Start of EXTRACT PROVIDED

While capped federal funding is often a constraint for the territories, territories have occasionally experienced difficulty putting up their share of funding that is necessary to draw down the federal funds. Loss of local revenue, especially revenue from tourism, both due to previous natural disasters and COVID-19 may impact the territories’ ability to use their federal funding. Increasing the federal match rate would assists the territories by requiring fewer territory funds to access to additional federal funding.
Unless Congress acts, the U.S. territories will lose over 80% of their funding and there will be a major Medicaid financing cliff in at the end of FY 2021. Without federal action, territories would need to make significant changes to their programs to cut Medicaid provider payments rates, benefits, or eligibility criteria while still managing the effects of the pandemic.
What to Watch Looking Ahead
New federal funds and efforts to provide vaccines will help address the pandemic. The American Rescue Plan Act provided $4.5 billion in Coronavirus State Fiscal Recovery Fund Payments that can be used to respond to the “negative economic impacts of COVID-19”32 and $700 million for critical capital projects to “directly enable work, education, and health monitoring in response to COVID-19”33 that may help alleviate some economic challenges for the islands.
The expiration of temporary Medicaid funding at the end of September 2021 will result in a major fiscal cliff if Congress does not act. The territories could lose the majority of federal Medicaid financing as the temporary funds make up more than eight in ten federal Medicaid dollars in each of territory. Without federal action, territories would need to make significant changes to their programs to cut Medicaid provider payments rates, benefits, or eligibility criteria while still managing the effects of the pandemic.

End of EXTRACT PROVIDED
Start of INFORMATION GIVEN

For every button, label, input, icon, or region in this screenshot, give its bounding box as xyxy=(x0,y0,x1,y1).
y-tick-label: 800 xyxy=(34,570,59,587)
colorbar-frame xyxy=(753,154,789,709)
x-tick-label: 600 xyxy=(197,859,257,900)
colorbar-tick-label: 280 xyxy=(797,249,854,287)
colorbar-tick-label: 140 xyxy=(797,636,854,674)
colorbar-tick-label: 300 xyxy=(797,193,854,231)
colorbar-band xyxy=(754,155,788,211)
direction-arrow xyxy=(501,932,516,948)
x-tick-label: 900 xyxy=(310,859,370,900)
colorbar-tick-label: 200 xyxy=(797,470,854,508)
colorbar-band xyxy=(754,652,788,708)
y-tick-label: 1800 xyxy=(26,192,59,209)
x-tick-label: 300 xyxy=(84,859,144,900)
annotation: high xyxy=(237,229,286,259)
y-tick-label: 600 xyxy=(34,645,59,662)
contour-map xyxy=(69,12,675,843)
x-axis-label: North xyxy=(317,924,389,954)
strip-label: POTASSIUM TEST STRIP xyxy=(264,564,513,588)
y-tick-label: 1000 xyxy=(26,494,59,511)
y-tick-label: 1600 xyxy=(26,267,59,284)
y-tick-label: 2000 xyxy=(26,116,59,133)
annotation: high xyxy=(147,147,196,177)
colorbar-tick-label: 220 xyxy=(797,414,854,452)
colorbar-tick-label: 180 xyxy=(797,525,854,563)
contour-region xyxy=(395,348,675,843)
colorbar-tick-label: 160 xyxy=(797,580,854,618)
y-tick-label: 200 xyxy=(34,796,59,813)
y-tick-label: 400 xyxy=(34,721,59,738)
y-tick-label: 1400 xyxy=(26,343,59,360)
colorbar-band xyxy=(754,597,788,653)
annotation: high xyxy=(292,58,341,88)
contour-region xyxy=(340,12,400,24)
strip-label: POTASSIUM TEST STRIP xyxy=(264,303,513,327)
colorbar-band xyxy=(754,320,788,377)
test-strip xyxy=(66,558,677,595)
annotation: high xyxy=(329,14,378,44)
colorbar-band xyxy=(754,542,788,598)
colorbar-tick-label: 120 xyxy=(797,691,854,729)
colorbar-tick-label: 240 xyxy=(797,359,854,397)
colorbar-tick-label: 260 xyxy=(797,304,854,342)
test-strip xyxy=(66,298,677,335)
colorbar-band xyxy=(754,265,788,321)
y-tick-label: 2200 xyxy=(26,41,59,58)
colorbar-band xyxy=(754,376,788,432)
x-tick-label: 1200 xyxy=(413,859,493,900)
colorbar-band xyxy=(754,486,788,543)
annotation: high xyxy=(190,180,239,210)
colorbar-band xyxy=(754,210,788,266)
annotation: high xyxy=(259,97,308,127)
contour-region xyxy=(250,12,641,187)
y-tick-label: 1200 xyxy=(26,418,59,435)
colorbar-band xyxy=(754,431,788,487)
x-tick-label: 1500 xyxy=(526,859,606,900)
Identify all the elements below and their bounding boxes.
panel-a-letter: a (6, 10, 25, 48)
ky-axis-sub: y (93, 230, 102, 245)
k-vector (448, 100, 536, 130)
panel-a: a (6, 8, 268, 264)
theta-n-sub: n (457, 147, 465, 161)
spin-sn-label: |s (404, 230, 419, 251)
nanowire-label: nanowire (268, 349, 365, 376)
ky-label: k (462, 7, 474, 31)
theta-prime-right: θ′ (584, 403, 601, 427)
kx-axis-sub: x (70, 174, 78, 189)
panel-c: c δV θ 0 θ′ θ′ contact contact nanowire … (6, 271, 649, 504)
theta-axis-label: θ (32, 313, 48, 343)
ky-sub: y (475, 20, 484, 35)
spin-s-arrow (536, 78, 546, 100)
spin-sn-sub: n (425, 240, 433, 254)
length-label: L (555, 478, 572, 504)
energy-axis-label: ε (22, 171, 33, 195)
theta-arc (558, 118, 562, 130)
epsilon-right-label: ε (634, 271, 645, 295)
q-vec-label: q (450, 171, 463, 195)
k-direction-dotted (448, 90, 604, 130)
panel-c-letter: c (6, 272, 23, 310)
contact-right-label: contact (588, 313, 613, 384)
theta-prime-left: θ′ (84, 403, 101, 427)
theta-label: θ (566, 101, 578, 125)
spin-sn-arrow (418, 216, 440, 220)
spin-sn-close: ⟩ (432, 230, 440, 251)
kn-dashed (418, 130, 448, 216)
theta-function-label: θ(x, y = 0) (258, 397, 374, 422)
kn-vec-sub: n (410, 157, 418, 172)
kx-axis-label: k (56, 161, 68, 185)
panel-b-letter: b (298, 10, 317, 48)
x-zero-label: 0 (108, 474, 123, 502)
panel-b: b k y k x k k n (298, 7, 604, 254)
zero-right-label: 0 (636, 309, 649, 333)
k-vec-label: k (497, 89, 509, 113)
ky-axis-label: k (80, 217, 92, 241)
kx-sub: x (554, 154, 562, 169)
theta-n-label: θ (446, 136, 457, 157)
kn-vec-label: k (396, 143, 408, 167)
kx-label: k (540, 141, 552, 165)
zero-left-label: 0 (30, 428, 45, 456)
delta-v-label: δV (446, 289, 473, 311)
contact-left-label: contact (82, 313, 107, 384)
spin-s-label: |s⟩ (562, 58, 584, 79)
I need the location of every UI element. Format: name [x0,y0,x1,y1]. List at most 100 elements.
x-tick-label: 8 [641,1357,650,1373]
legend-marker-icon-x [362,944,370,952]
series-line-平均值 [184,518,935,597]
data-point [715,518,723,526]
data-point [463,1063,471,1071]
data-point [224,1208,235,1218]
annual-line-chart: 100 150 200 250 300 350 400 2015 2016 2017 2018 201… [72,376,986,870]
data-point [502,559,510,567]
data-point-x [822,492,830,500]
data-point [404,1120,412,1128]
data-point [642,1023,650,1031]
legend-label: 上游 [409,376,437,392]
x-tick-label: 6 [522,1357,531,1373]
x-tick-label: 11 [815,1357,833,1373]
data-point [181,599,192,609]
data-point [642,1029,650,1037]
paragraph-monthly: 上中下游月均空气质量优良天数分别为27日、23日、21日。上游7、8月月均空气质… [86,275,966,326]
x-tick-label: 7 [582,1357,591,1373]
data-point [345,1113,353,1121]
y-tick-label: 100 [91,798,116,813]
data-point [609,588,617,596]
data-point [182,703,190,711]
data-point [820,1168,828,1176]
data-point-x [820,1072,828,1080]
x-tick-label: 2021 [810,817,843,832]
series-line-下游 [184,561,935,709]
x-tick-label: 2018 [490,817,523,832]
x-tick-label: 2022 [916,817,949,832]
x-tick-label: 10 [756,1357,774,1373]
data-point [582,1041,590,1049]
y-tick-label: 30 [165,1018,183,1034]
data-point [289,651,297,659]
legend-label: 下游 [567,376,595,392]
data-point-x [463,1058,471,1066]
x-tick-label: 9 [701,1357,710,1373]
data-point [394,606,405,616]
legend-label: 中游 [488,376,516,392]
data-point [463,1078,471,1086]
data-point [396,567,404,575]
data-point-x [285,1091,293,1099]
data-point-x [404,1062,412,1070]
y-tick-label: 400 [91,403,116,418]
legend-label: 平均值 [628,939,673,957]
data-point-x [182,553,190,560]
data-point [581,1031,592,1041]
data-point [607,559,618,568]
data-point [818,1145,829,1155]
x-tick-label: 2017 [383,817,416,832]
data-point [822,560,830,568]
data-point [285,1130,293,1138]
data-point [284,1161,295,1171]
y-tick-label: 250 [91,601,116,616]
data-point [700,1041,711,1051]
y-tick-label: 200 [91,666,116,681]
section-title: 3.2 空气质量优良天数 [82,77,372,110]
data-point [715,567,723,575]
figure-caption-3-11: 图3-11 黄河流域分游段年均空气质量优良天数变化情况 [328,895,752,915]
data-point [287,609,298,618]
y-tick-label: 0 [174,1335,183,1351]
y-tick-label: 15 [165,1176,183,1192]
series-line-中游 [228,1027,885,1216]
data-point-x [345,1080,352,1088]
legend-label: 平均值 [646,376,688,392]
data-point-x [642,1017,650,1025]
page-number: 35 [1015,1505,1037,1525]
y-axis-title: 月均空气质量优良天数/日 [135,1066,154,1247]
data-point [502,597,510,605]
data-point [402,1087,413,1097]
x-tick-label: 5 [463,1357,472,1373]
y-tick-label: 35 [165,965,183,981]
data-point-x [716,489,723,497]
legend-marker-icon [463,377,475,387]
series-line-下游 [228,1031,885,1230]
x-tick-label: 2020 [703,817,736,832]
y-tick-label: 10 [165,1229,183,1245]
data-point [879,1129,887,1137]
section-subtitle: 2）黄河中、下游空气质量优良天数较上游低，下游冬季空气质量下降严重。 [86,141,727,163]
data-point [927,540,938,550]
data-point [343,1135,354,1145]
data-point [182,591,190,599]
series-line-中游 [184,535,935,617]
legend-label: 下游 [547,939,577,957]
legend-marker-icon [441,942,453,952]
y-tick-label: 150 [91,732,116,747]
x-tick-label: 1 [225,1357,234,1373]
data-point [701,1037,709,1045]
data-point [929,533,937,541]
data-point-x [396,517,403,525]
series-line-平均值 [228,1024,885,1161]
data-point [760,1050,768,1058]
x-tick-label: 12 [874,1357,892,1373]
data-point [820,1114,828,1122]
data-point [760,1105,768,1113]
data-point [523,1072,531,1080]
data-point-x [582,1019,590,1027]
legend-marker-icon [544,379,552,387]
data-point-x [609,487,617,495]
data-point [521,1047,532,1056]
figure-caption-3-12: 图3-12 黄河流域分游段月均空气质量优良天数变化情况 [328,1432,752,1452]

End of INFORMATION GIVEN

PROBLEMS AND TASKS –
1) Write out everything in the passage on territorial Medicaid funding from "While capped federal" down to "additional federal funding.".
2) According to the passage on territorial Medicaid funding, how much did the American Rescue Plan Act provide in Coronavirus State Fiscal Recovery Fund Payments?
3) In one to three sentences, explain why the passage on territorial Medicaid funding says the territories could lose most of their federal Medicaid financing when the temporary funding expires.
These lines have no connection to the passage on territorial Medicaid funding.

ANSWERS TO THE EXERCISE –
1)
While capped federal funding is often a constraint for the territories, territories have occasionally experienced difficulty putting up their share of funding that is necessary to draw down the federal funds. Loss of local revenue, especially revenue from tourism, both due to previous natural disasters and COVID-19 may impact the territories’ ability to use their federal funding. Increasing the federal match rate would assists the territories by requiring fewer territory funds to access to additional federal funding.

2) $4.5 billion.

3) The temporary funds make up more than eight in ten federal Medicaid dollars in each territory. Their expiration at the end of September 2021 would therefore remove the majority of that financing unless Congress acts.